● **DESCRIPTION OF THE TASK**: Rewrite the stretch of items from the line containing "List all visible" through the line containing "banner-728x90: 728x90 FINTEZA", replacing "Try the new analytical system" with "Test the new analytics platform" and leaving everything else unchanged. Omit the pictures from your answer.

● **INPUT**:
● ● ● ● ● ● ●

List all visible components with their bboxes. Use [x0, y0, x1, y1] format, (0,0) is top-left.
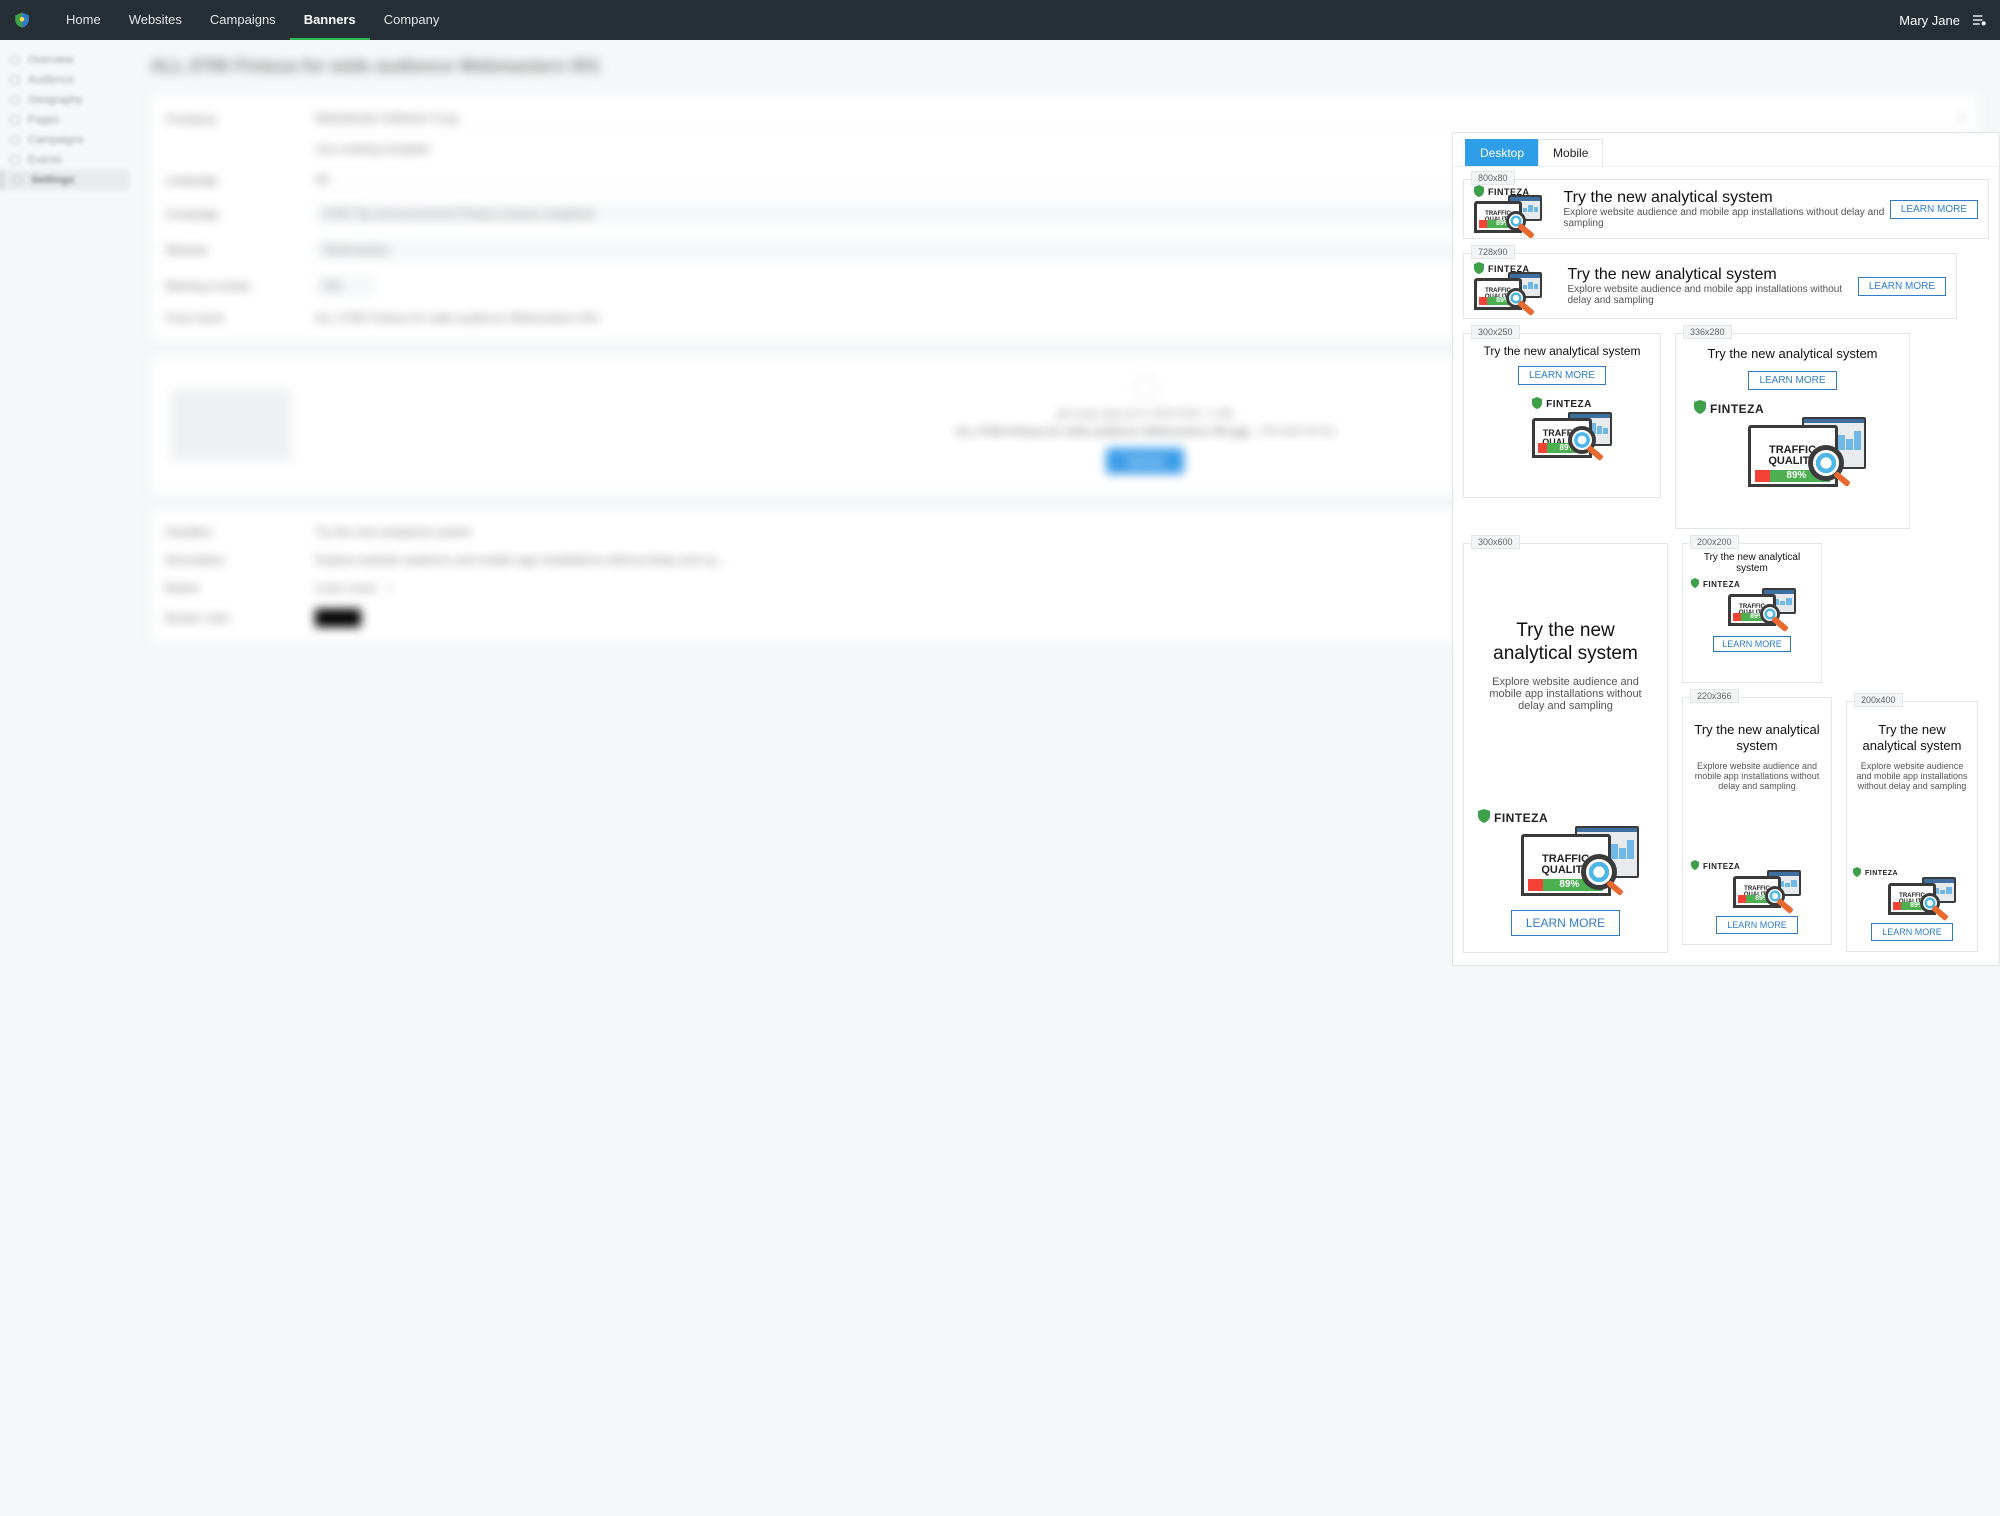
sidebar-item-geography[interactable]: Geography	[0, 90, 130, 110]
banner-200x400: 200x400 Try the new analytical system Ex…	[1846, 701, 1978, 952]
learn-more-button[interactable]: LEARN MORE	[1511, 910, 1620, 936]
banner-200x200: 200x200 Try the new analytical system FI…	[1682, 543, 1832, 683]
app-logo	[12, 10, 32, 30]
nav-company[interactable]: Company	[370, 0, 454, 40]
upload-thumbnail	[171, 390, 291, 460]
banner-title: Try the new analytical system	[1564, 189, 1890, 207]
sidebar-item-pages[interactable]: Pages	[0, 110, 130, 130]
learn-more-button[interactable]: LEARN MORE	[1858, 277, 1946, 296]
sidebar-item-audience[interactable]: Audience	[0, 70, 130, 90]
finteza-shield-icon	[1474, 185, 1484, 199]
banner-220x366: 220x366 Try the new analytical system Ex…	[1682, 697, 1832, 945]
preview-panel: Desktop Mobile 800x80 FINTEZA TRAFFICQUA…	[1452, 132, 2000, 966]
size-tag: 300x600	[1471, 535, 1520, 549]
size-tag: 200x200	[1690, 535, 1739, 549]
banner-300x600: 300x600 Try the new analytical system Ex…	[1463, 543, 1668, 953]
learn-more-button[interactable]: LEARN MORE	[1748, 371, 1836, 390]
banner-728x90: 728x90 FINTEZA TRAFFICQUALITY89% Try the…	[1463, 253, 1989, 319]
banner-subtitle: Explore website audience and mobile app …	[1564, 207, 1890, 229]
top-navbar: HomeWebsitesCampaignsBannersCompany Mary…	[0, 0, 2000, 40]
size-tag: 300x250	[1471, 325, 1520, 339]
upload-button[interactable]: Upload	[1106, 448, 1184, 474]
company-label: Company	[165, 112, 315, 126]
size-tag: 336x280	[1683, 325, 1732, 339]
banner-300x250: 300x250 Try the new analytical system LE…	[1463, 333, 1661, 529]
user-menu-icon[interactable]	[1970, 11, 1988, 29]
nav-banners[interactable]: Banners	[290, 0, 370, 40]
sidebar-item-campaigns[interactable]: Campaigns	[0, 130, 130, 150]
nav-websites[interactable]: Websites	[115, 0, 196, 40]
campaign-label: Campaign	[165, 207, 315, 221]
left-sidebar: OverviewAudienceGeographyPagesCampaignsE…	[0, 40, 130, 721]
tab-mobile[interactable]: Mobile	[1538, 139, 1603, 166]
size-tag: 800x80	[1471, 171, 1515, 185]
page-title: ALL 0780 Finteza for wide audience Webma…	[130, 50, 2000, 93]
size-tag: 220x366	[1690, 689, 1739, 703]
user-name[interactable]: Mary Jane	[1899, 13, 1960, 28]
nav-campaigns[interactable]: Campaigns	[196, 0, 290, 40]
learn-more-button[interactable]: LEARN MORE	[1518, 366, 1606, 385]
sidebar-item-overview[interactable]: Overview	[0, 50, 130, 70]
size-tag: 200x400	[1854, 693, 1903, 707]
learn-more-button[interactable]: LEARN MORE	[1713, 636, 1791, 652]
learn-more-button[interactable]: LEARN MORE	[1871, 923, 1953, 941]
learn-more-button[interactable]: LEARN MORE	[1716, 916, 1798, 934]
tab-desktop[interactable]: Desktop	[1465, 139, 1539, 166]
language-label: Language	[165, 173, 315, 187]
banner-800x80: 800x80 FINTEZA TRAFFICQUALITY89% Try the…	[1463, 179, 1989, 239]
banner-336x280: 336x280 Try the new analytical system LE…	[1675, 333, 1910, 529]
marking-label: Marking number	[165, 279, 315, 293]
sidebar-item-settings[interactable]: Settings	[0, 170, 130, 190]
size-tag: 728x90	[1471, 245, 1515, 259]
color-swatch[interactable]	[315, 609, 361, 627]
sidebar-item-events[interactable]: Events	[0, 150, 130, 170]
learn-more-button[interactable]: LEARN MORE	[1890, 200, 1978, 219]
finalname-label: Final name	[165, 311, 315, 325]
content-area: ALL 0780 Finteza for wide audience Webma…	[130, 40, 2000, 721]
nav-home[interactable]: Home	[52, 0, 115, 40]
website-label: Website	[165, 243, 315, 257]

● ● ● ● ● ● ●

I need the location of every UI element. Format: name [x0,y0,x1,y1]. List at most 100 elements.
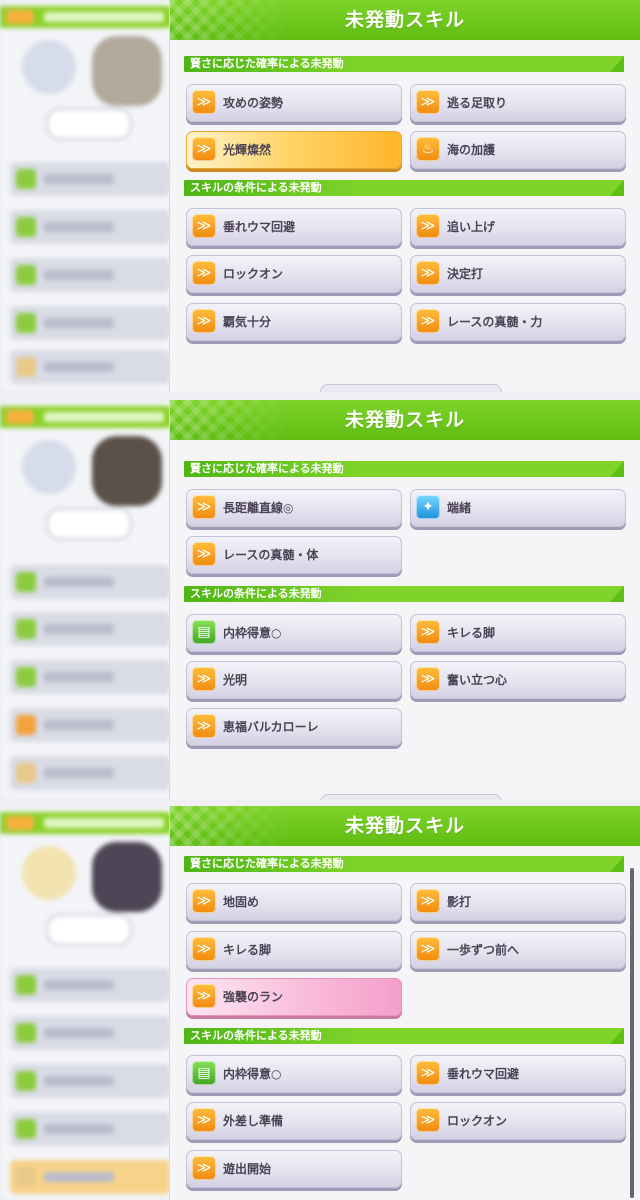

● ● ● ● ● ● ●

● **EXERCISE SOLUTION**:
List all visible components with their bboxes. Use [x0, y0, x1, y1] format, (0,0) is top-left.
sidebar-item-geography[interactable]: Geography	[0, 90, 130, 110]
banner-200x400: 200x400 Test the new analytics platform Ex…	[1846, 701, 1978, 952]
learn-more-button[interactable]: LEARN MORE	[1511, 910, 1620, 936]
banner-200x200: 200x200 Test the new analytics platform FI…	[1682, 543, 1832, 683]
app-logo	[12, 10, 32, 30]
nav-company[interactable]: Company	[370, 0, 454, 40]
upload-thumbnail	[171, 390, 291, 460]
banner-title: Test the new analytics platform	[1564, 189, 1890, 207]
sidebar-item-pages[interactable]: Pages	[0, 110, 130, 130]
learn-more-button[interactable]: LEARN MORE	[1858, 277, 1946, 296]
sidebar-item-audience[interactable]: Audience	[0, 70, 130, 90]
finteza-shield-icon	[1474, 185, 1484, 199]
banner-220x366: 220x366 Test the new analytics platform Ex…	[1682, 697, 1832, 945]
preview-panel: Desktop Mobile 800x80 FINTEZA TRAFFICQUA…	[1452, 132, 2000, 966]
size-tag: 300x600	[1471, 535, 1520, 549]
size-tag: 200x200	[1690, 535, 1739, 549]
banner-300x600: 300x600 Test the new analytics platform Ex…	[1463, 543, 1668, 953]
learn-more-button[interactable]: LEARN MORE	[1748, 371, 1836, 390]
banner-728x90: 728x90 FINTEZA TRAFFICQUALITY89% Try the…	[1463, 253, 1989, 319]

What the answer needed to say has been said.